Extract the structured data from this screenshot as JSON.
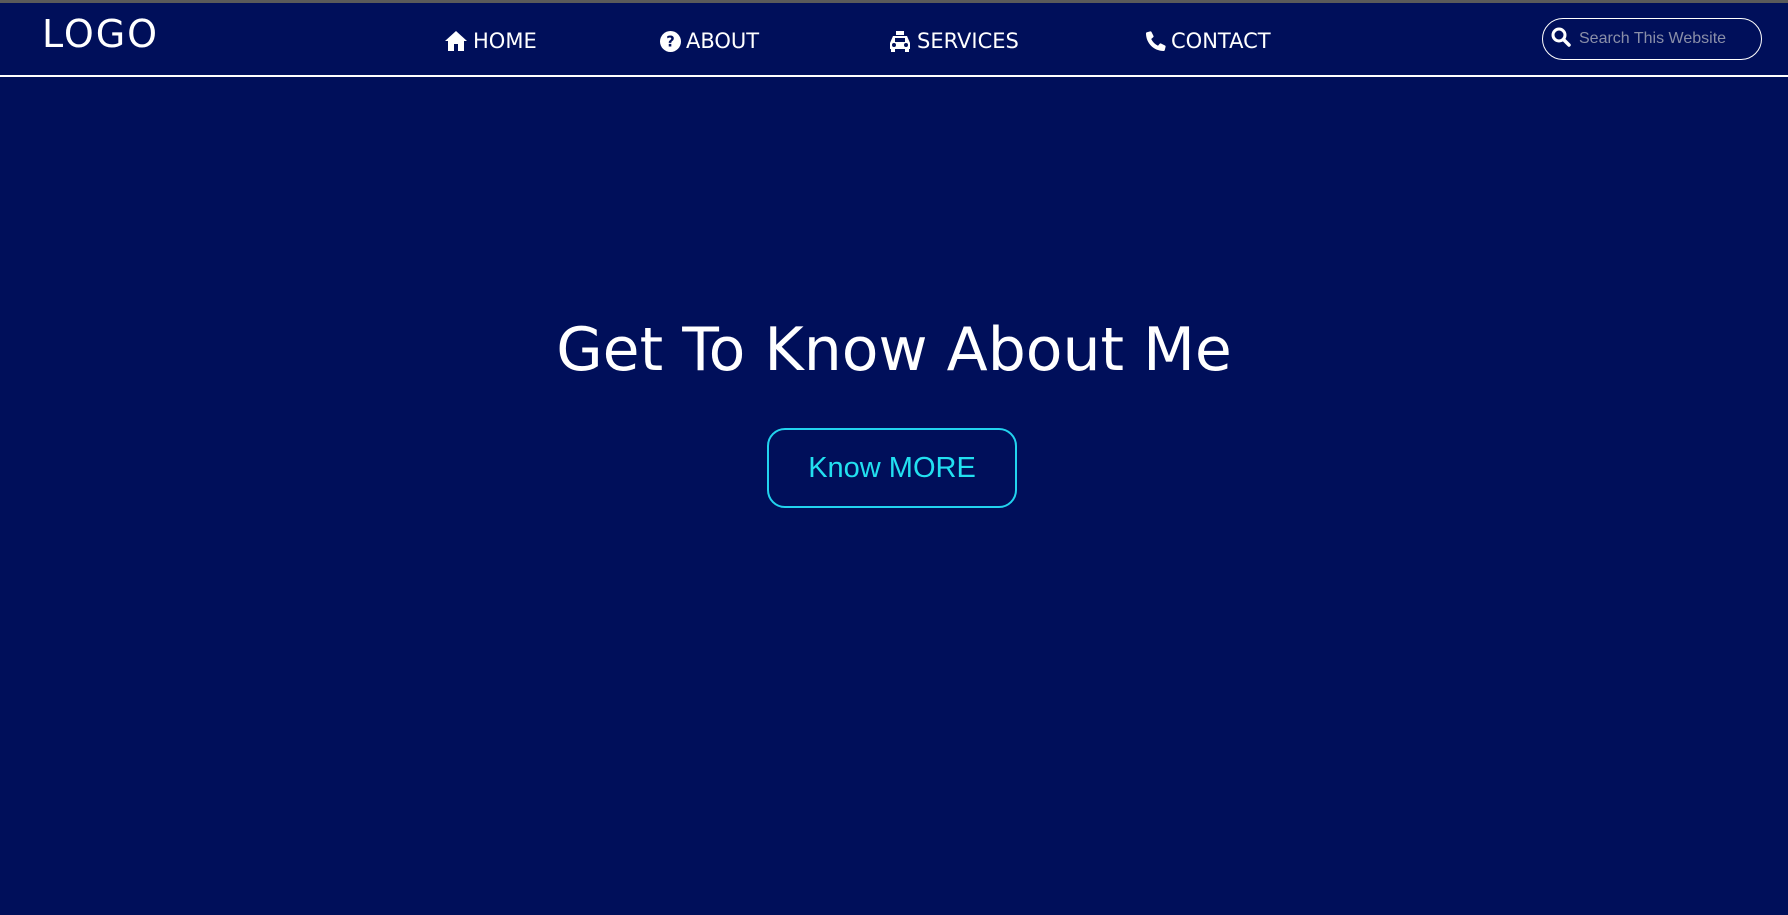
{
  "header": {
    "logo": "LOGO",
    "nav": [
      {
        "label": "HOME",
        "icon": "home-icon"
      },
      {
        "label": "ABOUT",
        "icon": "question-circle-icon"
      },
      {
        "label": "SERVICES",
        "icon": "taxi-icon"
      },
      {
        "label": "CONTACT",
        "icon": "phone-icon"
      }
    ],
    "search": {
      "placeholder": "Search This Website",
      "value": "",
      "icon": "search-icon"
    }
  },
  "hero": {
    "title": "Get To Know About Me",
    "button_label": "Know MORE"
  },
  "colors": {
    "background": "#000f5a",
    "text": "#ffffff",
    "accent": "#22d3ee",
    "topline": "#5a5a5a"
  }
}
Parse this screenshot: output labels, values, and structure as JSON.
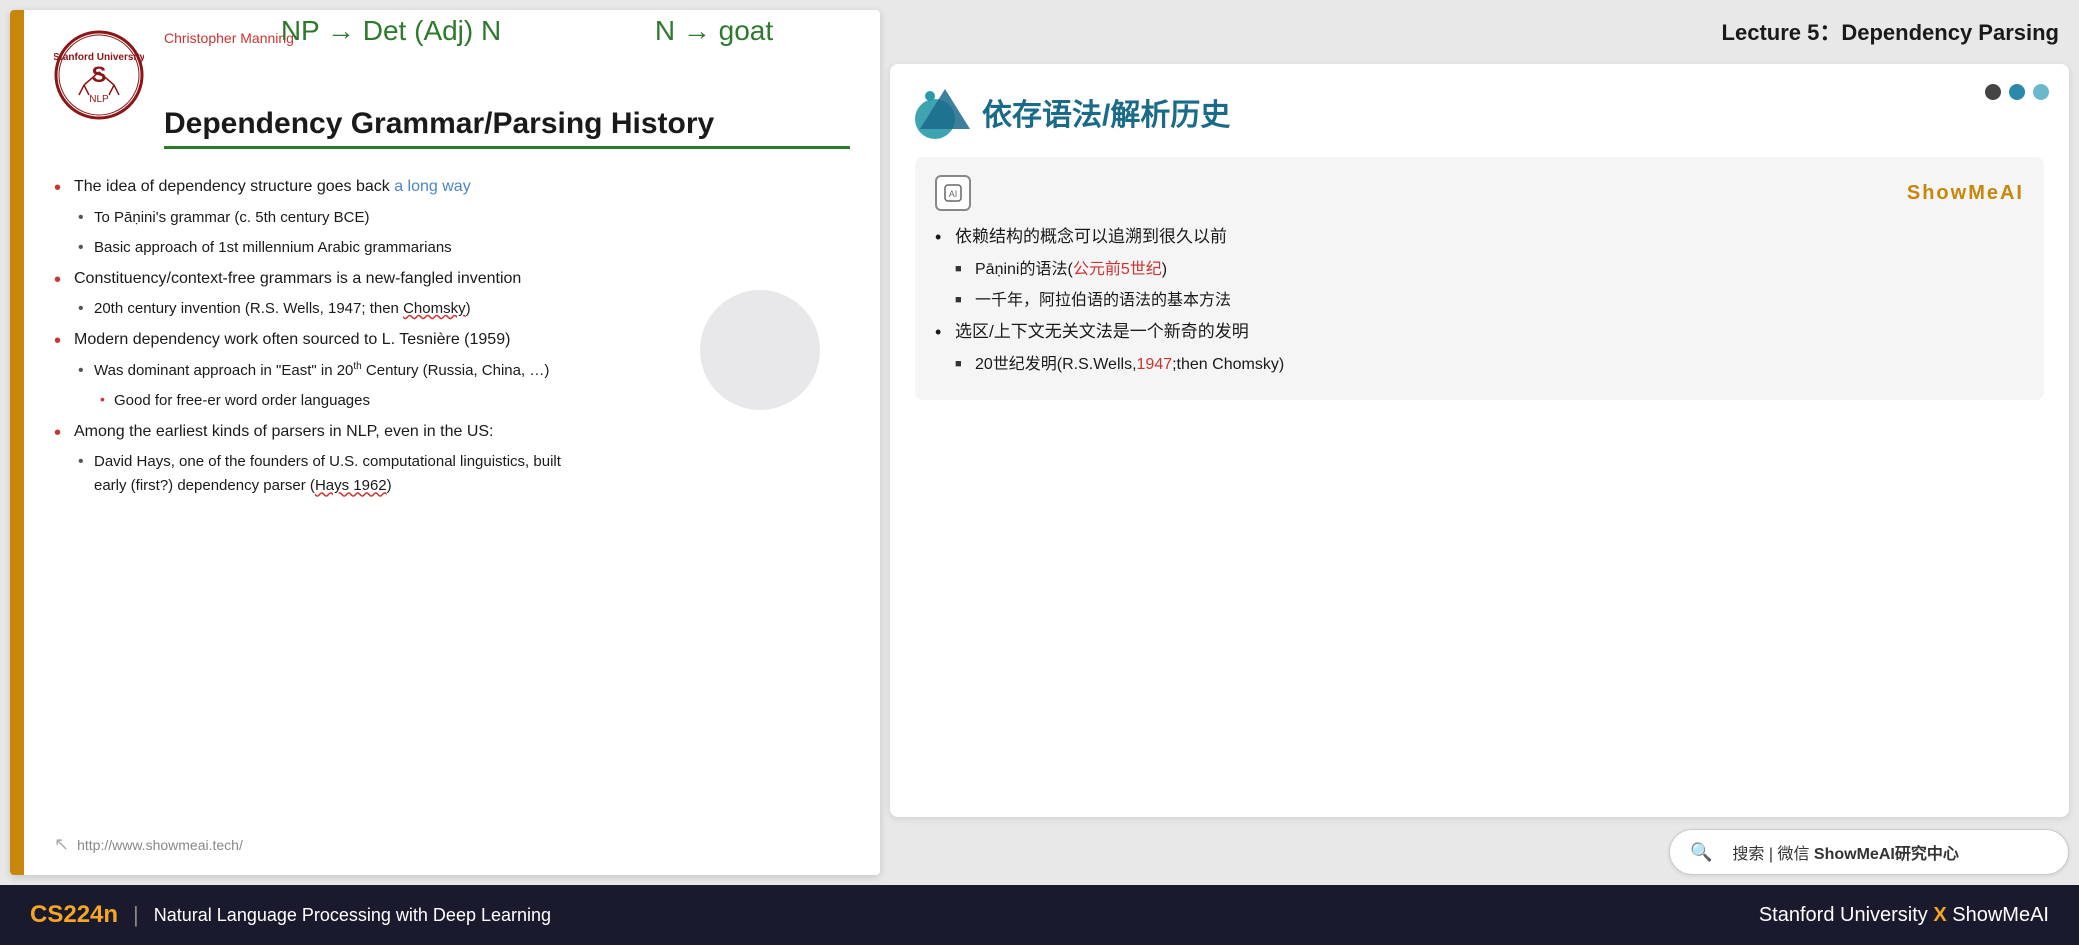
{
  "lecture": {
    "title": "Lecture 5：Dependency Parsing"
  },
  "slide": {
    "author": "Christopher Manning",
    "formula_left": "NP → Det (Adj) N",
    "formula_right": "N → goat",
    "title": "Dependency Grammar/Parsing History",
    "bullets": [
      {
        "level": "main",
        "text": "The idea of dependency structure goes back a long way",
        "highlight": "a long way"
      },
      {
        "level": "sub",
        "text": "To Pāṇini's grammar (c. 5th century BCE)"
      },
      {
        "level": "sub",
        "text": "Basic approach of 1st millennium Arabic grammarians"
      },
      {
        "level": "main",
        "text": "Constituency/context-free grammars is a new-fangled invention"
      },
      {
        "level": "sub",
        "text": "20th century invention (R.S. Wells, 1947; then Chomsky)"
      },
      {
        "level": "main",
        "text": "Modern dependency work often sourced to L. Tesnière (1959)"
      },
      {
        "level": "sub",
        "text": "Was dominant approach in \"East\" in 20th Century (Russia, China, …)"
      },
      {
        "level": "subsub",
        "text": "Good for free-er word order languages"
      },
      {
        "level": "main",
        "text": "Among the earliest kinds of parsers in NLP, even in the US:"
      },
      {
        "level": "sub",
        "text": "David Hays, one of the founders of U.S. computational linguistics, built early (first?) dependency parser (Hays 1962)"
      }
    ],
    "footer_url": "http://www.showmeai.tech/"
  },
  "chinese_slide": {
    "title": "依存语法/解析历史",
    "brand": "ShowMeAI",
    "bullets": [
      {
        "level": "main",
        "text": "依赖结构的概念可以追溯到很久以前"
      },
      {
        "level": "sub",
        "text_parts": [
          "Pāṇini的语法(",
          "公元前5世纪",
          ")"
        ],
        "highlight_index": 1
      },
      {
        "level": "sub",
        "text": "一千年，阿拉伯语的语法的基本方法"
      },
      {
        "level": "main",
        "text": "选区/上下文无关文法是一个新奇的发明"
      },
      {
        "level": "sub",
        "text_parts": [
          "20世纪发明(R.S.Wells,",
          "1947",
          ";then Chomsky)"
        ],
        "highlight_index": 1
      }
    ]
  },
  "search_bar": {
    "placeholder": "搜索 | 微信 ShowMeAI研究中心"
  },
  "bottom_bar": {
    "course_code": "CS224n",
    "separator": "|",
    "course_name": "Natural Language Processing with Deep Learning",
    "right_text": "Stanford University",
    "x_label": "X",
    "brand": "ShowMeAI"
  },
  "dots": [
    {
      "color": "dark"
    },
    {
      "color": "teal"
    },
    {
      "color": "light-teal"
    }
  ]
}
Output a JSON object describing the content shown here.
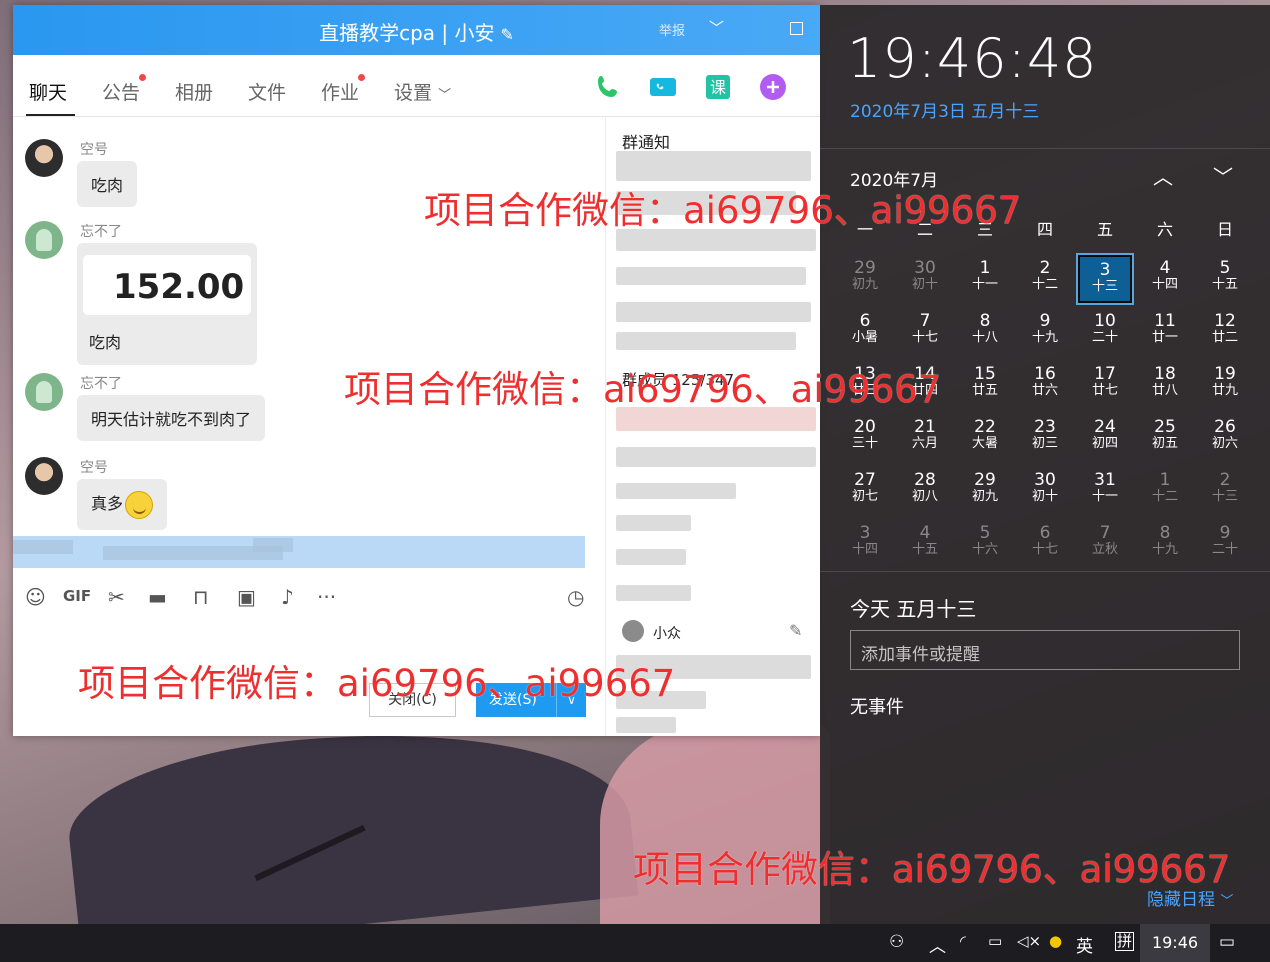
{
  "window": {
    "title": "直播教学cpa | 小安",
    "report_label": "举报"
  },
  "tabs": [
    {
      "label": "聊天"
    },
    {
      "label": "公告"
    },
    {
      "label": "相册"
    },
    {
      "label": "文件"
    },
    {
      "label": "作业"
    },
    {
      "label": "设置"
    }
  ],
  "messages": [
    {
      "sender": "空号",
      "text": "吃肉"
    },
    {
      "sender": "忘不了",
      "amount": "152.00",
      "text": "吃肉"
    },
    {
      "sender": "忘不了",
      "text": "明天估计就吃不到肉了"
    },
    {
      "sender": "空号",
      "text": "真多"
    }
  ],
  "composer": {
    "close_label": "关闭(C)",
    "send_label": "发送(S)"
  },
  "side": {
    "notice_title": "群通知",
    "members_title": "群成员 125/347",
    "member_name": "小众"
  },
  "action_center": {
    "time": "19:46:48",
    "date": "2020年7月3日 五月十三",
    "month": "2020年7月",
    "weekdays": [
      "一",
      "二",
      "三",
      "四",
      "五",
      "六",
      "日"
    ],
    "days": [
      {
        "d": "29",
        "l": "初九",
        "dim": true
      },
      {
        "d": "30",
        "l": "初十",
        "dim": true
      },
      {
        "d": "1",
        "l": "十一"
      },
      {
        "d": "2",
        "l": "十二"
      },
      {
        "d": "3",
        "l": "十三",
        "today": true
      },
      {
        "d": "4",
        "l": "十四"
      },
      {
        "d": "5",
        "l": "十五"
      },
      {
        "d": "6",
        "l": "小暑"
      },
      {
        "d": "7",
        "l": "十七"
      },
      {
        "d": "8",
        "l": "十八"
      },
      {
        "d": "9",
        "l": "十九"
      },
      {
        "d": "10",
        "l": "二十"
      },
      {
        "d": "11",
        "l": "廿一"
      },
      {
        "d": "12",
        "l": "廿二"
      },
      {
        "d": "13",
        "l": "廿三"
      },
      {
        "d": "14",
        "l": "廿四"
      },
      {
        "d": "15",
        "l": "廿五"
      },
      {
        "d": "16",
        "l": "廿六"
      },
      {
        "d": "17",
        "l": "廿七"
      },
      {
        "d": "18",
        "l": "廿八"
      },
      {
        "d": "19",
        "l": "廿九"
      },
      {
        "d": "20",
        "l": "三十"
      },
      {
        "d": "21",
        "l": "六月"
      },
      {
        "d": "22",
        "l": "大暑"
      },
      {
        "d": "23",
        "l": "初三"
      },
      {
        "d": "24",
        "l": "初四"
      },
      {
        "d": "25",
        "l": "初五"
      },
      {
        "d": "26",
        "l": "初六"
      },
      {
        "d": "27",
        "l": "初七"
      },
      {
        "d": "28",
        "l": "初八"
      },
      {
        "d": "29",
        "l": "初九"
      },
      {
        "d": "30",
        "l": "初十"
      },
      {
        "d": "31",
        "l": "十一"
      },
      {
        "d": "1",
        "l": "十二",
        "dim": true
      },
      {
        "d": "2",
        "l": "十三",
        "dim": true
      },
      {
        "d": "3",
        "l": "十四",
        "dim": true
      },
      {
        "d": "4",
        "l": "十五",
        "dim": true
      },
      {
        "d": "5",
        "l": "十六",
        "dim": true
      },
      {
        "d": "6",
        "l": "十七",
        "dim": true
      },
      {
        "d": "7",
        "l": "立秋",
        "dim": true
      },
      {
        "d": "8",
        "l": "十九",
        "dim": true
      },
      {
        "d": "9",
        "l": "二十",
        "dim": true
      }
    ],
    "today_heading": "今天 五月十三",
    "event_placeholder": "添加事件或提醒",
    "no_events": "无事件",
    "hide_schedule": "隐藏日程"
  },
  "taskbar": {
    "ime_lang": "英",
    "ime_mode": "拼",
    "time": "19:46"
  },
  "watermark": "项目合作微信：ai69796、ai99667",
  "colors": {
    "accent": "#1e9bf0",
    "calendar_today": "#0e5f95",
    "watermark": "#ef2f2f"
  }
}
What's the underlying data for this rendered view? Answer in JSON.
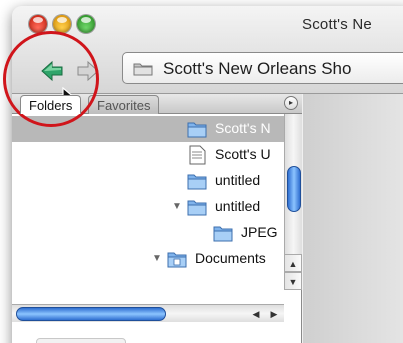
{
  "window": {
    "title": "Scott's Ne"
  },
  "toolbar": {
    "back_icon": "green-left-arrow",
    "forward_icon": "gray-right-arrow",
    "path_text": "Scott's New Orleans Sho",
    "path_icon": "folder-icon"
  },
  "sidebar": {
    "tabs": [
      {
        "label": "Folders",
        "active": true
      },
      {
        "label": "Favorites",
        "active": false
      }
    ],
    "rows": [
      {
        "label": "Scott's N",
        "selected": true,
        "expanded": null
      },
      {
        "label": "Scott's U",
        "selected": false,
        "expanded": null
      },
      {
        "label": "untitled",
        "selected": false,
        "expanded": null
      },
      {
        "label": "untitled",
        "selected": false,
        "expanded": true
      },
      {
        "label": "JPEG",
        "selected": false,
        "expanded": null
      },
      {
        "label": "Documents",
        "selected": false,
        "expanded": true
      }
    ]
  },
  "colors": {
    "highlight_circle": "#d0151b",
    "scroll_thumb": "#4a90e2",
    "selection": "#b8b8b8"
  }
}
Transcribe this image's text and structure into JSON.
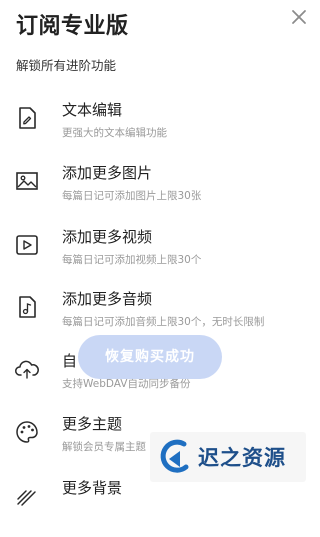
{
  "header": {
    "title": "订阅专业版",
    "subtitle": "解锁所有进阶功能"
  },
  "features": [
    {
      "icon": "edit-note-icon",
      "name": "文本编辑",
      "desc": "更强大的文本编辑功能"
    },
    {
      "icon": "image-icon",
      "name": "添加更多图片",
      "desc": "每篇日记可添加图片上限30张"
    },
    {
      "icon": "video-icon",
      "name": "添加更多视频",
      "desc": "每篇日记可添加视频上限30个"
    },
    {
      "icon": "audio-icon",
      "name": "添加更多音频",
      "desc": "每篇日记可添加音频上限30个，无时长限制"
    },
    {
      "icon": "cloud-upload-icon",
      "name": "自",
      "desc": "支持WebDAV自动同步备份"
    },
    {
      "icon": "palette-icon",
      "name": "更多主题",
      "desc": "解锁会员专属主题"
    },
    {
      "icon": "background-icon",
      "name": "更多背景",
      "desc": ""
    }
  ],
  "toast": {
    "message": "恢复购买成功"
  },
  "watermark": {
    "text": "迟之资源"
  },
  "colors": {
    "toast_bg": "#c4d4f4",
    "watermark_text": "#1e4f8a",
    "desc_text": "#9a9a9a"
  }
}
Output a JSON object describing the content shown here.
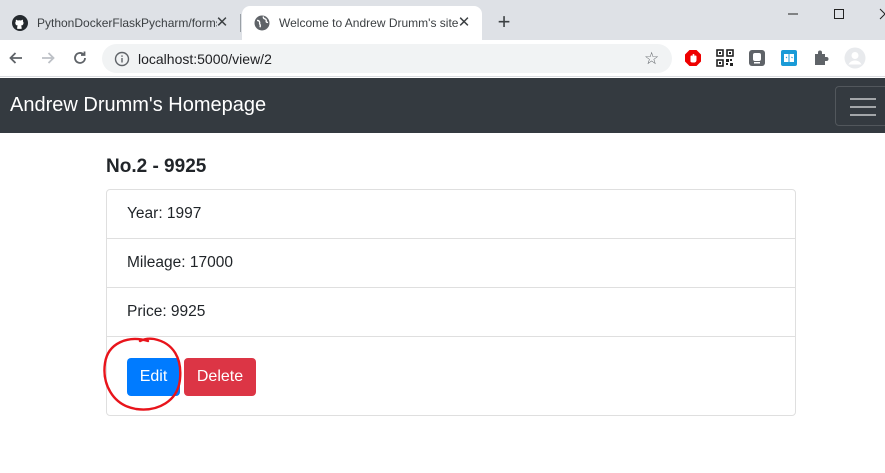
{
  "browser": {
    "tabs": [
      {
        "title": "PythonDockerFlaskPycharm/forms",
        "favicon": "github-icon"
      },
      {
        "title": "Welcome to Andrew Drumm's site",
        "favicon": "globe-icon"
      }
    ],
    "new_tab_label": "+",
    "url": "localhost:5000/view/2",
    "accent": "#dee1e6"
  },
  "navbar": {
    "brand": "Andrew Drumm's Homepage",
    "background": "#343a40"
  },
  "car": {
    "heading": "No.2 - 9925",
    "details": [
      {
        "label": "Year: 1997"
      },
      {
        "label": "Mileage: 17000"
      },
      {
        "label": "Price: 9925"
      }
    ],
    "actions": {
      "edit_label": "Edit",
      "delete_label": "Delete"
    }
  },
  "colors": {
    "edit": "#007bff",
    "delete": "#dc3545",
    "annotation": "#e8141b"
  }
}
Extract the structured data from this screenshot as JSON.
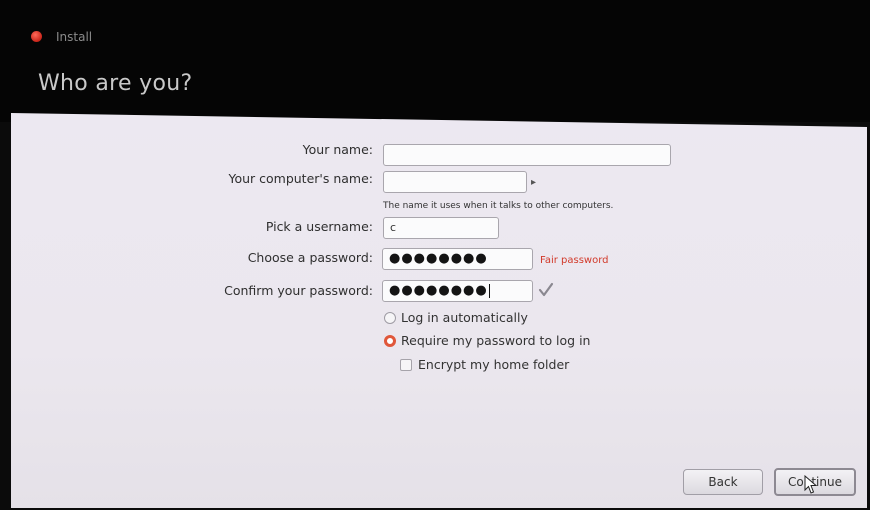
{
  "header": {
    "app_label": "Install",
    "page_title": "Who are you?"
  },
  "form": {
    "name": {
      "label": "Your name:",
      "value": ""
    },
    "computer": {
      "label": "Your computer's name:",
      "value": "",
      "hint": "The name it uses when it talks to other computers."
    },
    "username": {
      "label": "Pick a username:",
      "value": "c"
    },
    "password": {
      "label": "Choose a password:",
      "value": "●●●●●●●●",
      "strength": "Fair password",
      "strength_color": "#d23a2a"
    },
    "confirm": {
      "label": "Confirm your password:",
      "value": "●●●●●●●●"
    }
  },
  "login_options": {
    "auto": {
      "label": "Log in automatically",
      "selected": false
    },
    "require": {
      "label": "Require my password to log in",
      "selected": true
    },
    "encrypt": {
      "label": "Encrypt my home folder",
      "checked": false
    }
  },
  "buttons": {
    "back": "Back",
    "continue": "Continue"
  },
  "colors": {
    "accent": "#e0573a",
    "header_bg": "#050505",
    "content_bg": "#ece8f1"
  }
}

§ §

» WHAT TO WORK ON: Find the lines with the string "Drumm" and reproduce them.

» RESULT:
        "title": "Welcome to Andrew Drumm's site",
    "brand": "Andrew Drumm's Homepage",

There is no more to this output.